Recorded data
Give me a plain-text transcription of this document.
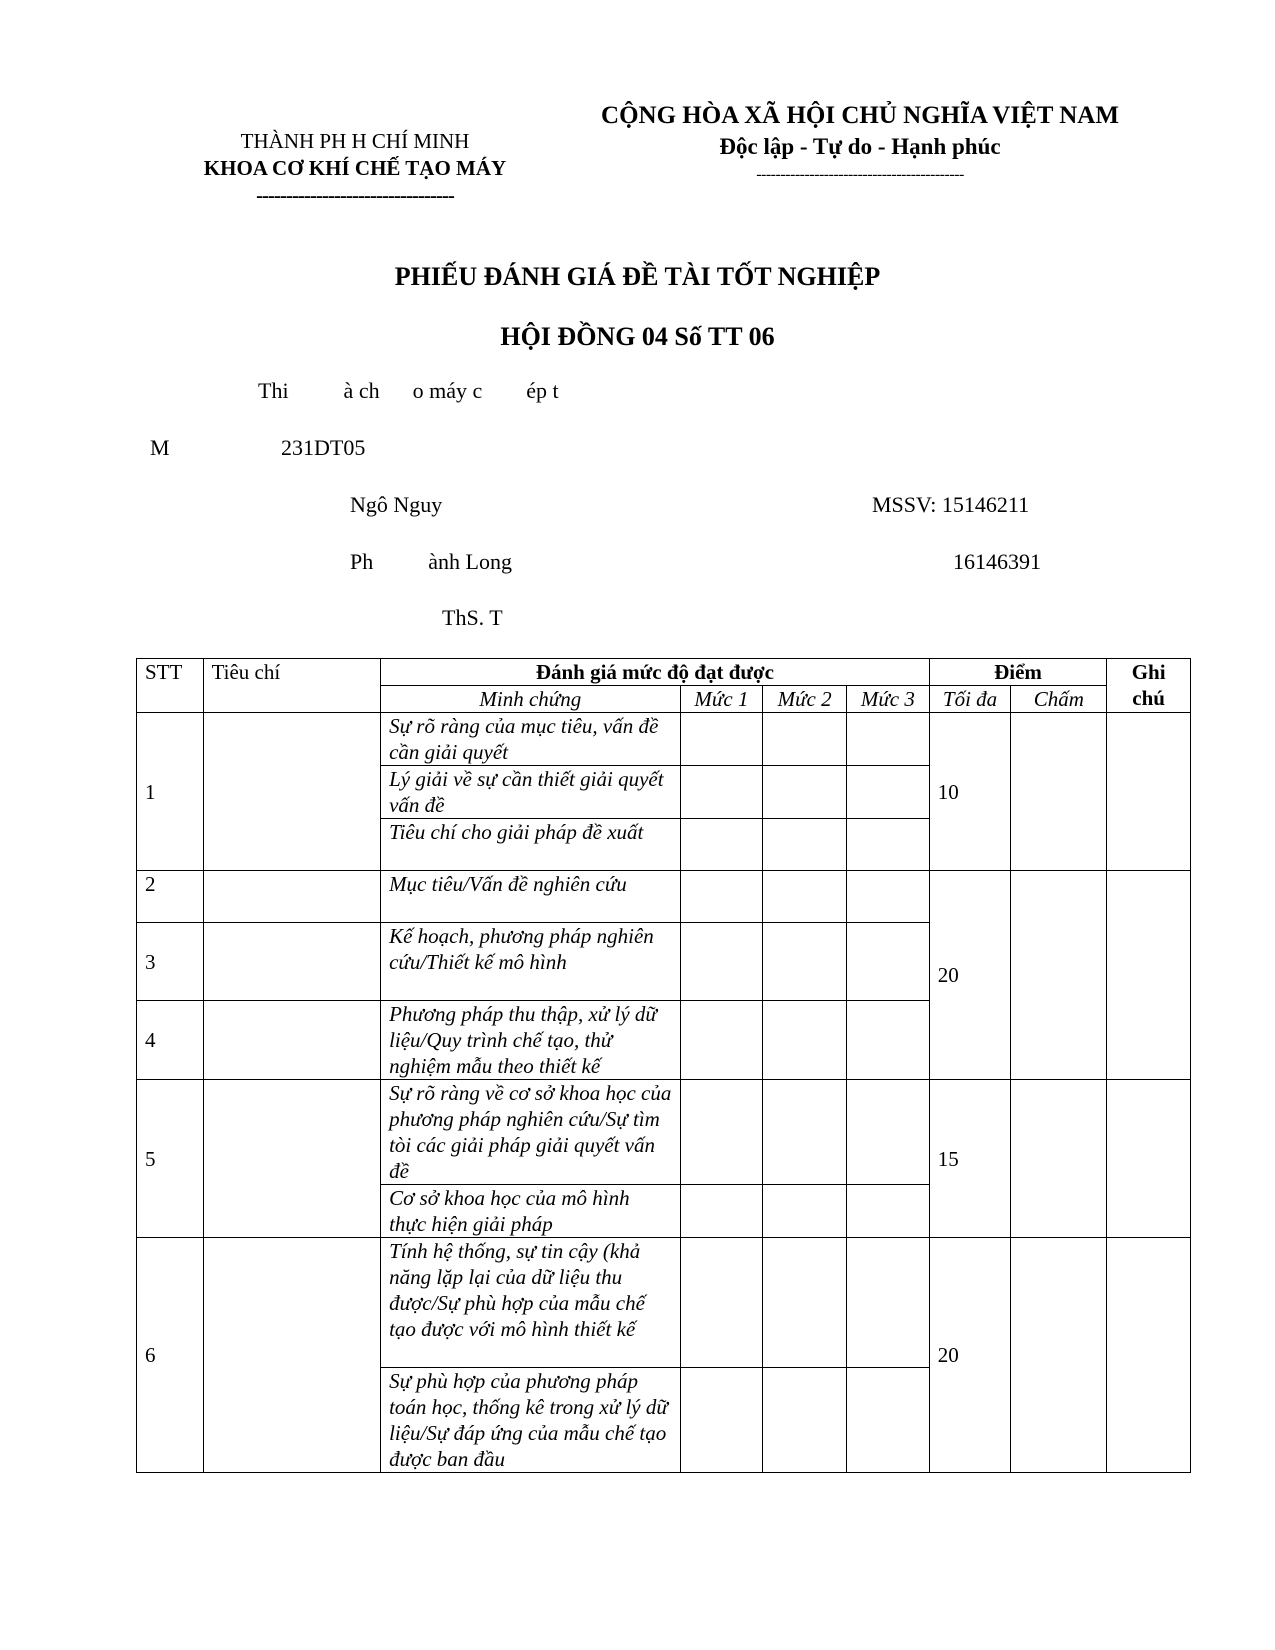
THÀNH PH H CHÍ MINH
KHOA CƠ KHÍ CHẾ TẠO MÁY
---------------------------------
CỘNG HÒA XÃ HỘI CHỦ NGHĨA VIỆT NAM
Độc lập - Tự do - Hạnh phúc
-------------------------------------------
PHIẾU ĐÁNH GIÁ ĐỀ TÀI TỐT NGHIỆP
HỘI ĐỒNG 04 Số TT 06
Thi          à ch      o máy c        ép t
M	231DT05
Ngô Nguy	MSSV: 15146211
Ph          ành Long	16146391
ThS. T
STT	Tiêu chí	Đánh giá mức độ đạt được				Điểm		Ghi chú
		Minh chứng	Mức 1	Mức 2	Mức 3	Tối đa	Chấm	
1		Sự rõ ràng của mục tiêu, vấn đề cần giải quyết				10		
		Lý giải về sự cần thiết giải quyết vấn đề						
		Tiêu chí cho giải pháp đề xuất						
2		Mục tiêu/Vấn đề nghiên cứu				20		
3		Kế hoạch, phương pháp nghiên cứu/Thiết kế mô hình						
4		Phương pháp thu thập, xử lý dữ liệu/Quy trình chế tạo, thử nghiệm mẫu theo thiết kế						
5		Sự rõ ràng về cơ sở khoa học của phương pháp nghiên cứu/Sự tìm tòi các giải pháp giải quyết vấn đề				15		
		Cơ sở khoa học của mô hình thực hiện giải pháp						
6		Tính hệ thống, sự tin cậy (khả năng lặp lại của dữ liệu thu được/Sự phù hợp của mẫu chế tạo được với mô hình thiết kế				20		
		Sự phù hợp của phương pháp toán học, thống kê trong xử lý dữ liệu/Sự đáp ứng của mẫu chế tạo được ban đầu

#### [What is needed]
Pick out the lines containing the word "ràng" and show them.

#### [Result below]
1		Sự rõ ràng của mục tiêu, vấn đề cần giải quyết				10		
5		Sự rõ ràng về cơ sở khoa học của phương pháp nghiên cứu/Sự tìm tòi các giải pháp giải quyết vấn đề				15		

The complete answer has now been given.